** START MATERIAL FOR THE TASK **

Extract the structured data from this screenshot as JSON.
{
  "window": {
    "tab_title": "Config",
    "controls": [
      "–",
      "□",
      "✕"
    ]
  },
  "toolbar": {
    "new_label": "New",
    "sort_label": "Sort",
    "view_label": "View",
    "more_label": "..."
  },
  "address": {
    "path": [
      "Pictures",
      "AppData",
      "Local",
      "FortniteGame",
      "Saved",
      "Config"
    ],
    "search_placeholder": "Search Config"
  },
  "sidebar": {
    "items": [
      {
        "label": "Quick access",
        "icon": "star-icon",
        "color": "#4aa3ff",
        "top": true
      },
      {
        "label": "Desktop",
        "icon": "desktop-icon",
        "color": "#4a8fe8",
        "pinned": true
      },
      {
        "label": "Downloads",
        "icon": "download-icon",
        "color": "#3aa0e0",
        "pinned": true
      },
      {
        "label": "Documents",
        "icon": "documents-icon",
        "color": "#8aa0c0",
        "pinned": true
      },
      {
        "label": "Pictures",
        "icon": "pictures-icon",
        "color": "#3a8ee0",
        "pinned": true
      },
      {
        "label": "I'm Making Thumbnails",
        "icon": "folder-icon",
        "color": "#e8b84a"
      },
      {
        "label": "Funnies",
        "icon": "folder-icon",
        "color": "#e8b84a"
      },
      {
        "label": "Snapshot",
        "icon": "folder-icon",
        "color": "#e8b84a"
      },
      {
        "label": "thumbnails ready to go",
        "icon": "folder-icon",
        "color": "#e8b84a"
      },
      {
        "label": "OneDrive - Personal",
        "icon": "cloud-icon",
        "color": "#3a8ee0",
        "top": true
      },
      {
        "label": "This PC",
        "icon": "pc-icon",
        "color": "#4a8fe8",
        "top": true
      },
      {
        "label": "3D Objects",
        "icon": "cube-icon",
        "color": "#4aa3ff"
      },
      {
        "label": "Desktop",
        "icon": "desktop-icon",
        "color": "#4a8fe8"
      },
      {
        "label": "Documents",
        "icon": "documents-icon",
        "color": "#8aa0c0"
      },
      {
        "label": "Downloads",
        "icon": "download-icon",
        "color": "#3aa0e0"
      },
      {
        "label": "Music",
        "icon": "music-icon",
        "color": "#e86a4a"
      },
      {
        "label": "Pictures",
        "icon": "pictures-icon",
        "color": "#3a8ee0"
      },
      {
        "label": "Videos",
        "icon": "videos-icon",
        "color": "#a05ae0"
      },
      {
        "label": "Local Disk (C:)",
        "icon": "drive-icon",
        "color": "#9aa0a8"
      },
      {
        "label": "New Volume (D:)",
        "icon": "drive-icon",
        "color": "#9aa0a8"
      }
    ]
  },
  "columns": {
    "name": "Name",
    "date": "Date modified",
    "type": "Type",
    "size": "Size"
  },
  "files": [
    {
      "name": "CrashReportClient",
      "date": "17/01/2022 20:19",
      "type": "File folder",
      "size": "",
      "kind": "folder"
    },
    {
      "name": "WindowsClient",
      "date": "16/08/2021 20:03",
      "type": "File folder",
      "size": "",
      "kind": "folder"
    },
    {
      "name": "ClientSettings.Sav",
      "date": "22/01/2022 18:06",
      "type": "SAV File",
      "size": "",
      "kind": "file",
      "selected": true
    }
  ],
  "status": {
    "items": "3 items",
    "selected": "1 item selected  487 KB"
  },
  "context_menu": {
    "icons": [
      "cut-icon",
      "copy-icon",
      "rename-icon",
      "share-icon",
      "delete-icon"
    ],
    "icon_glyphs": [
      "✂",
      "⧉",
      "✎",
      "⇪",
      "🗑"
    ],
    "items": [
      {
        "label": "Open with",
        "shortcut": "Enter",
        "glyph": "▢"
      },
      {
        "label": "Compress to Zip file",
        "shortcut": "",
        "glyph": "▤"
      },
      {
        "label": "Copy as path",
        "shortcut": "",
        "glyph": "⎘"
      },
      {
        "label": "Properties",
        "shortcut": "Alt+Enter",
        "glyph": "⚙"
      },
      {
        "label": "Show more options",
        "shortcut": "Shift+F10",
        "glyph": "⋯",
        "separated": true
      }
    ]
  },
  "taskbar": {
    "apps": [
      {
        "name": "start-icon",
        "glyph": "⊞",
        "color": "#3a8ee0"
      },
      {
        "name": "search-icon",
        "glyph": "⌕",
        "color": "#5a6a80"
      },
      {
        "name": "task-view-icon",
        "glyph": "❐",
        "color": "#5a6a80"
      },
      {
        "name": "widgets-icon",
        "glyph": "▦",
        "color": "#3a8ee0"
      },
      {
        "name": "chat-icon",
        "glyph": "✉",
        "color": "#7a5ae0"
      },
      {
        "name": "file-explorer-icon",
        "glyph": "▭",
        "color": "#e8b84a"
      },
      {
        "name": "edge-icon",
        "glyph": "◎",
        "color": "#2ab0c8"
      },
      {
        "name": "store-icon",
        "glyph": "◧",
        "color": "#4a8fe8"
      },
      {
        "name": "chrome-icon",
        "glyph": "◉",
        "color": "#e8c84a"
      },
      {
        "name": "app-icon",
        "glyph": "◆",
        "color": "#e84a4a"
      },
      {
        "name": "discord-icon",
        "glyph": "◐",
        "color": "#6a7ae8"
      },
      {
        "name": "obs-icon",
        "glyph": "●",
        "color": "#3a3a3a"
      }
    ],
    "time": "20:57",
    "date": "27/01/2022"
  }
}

** END MATERIAL FOR THE TASK **

Every line above needs to be retyped exactly.

Extract the structured data from this screenshot as JSON.
{
  "window": {
    "tab_title": "Config",
    "controls": [
      "–",
      "□",
      "✕"
    ]
  },
  "toolbar": {
    "new_label": "New",
    "sort_label": "Sort",
    "view_label": "View",
    "more_label": "..."
  },
  "address": {
    "path": [
      "Pictures",
      "AppData",
      "Local",
      "FortniteGame",
      "Saved",
      "Config"
    ],
    "search_placeholder": "Search Config"
  },
  "sidebar": {
    "items": [
      {
        "label": "Quick access",
        "icon": "star-icon",
        "color": "#4aa3ff",
        "top": true
      },
      {
        "label": "Desktop",
        "icon": "desktop-icon",
        "color": "#4a8fe8",
        "pinned": true
      },
      {
        "label": "Downloads",
        "icon": "download-icon",
        "color": "#3aa0e0",
        "pinned": true
      },
      {
        "label": "Documents",
        "icon": "documents-icon",
        "color": "#8aa0c0",
        "pinned": true
      },
      {
        "label": "Pictures",
        "icon": "pictures-icon",
        "color": "#3a8ee0",
        "pinned": true
      },
      {
        "label": "I'm Making Thumbnails",
        "icon": "folder-icon",
        "color": "#e8b84a"
      },
      {
        "label": "Funnies",
        "icon": "folder-icon",
        "color": "#e8b84a"
      },
      {
        "label": "Snapshot",
        "icon": "folder-icon",
        "color": "#e8b84a"
      },
      {
        "label": "thumbnails ready to go",
        "icon": "folder-icon",
        "color": "#e8b84a"
      },
      {
        "label": "OneDrive - Personal",
        "icon": "cloud-icon",
        "color": "#3a8ee0",
        "top": true
      },
      {
        "label": "This PC",
        "icon": "pc-icon",
        "color": "#4a8fe8",
        "top": true
      },
      {
        "label": "3D Objects",
        "icon": "cube-icon",
        "color": "#4aa3ff"
      },
      {
        "label": "Desktop",
        "icon": "desktop-icon",
        "color": "#4a8fe8"
      },
      {
        "label": "Documents",
        "icon": "documents-icon",
        "color": "#8aa0c0"
      },
      {
        "label": "Downloads",
        "icon": "download-icon",
        "color": "#3aa0e0"
      },
      {
        "label": "Music",
        "icon": "music-icon",
        "color": "#e86a4a"
      },
      {
        "label": "Pictures",
        "icon": "pictures-icon",
        "color": "#3a8ee0"
      },
      {
        "label": "Videos",
        "icon": "videos-icon",
        "color": "#a05ae0"
      },
      {
        "label": "Local Disk (C:)",
        "icon": "drive-icon",
        "color": "#9aa0a8"
      },
      {
        "label": "New Volume (D:)",
        "icon": "drive-icon",
        "color": "#9aa0a8"
      }
    ]
  },
  "columns": {
    "name": "Name",
    "date": "Date modified",
    "type": "Type",
    "size": "Size"
  },
  "files": [
    {
      "name": "CrashReportClient",
      "date": "17/01/2022 20:19",
      "type": "File folder",
      "size": "",
      "kind": "folder"
    },
    {
      "name": "WindowsClient",
      "date": "16/08/2021 20:03",
      "type": "File folder",
      "size": "",
      "kind": "folder"
    },
    {
      "name": "ClientSettings.Sav",
      "date": "22/01/2022 18:06",
      "type": "SAV File",
      "size": "",
      "kind": "file",
      "selected": true
    }
  ],
  "status": {
    "items": "3 items",
    "selected": "1 item selected  487 KB"
  },
  "context_menu": {
    "icons": [
      "cut-icon",
      "copy-icon",
      "rename-icon",
      "share-icon",
      "delete-icon"
    ],
    "icon_glyphs": [
      "✂",
      "⧉",
      "✎",
      "⇪",
      "🗑"
    ],
    "items": [
      {
        "label": "Open with",
        "shortcut": "Enter",
        "glyph": "▢"
      },
      {
        "label": "Compress to Zip file",
        "shortcut": "",
        "glyph": "▤"
      },
      {
        "label": "Copy as path",
        "shortcut": "",
        "glyph": "⎘"
      },
      {
        "label": "Properties",
        "shortcut": "Alt+Enter",
        "glyph": "⚙"
      },
      {
        "label": "Show more options",
        "shortcut": "Shift+F10",
        "glyph": "⋯",
        "separated": true
      }
    ]
  },
  "taskbar": {
    "apps": [
      {
        "name": "start-icon",
        "glyph": "⊞",
        "color": "#3a8ee0"
      },
      {
        "name": "search-icon",
        "glyph": "⌕",
        "color": "#5a6a80"
      },
      {
        "name": "task-view-icon",
        "glyph": "❐",
        "color": "#5a6a80"
      },
      {
        "name": "widgets-icon",
        "glyph": "▦",
        "color": "#3a8ee0"
      },
      {
        "name": "chat-icon",
        "glyph": "✉",
        "color": "#7a5ae0"
      },
      {
        "name": "file-explorer-icon",
        "glyph": "▭",
        "color": "#e8b84a"
      },
      {
        "name": "edge-icon",
        "glyph": "◎",
        "color": "#2ab0c8"
      },
      {
        "name": "store-icon",
        "glyph": "◧",
        "color": "#4a8fe8"
      },
      {
        "name": "chrome-icon",
        "glyph": "◉",
        "color": "#e8c84a"
      },
      {
        "name": "app-icon",
        "glyph": "◆",
        "color": "#e84a4a"
      },
      {
        "name": "discord-icon",
        "glyph": "◐",
        "color": "#6a7ae8"
      },
      {
        "name": "obs-icon",
        "glyph": "●",
        "color": "#3a3a3a"
      }
    ],
    "time": "20:57",
    "date": "27/01/2022"
  }
}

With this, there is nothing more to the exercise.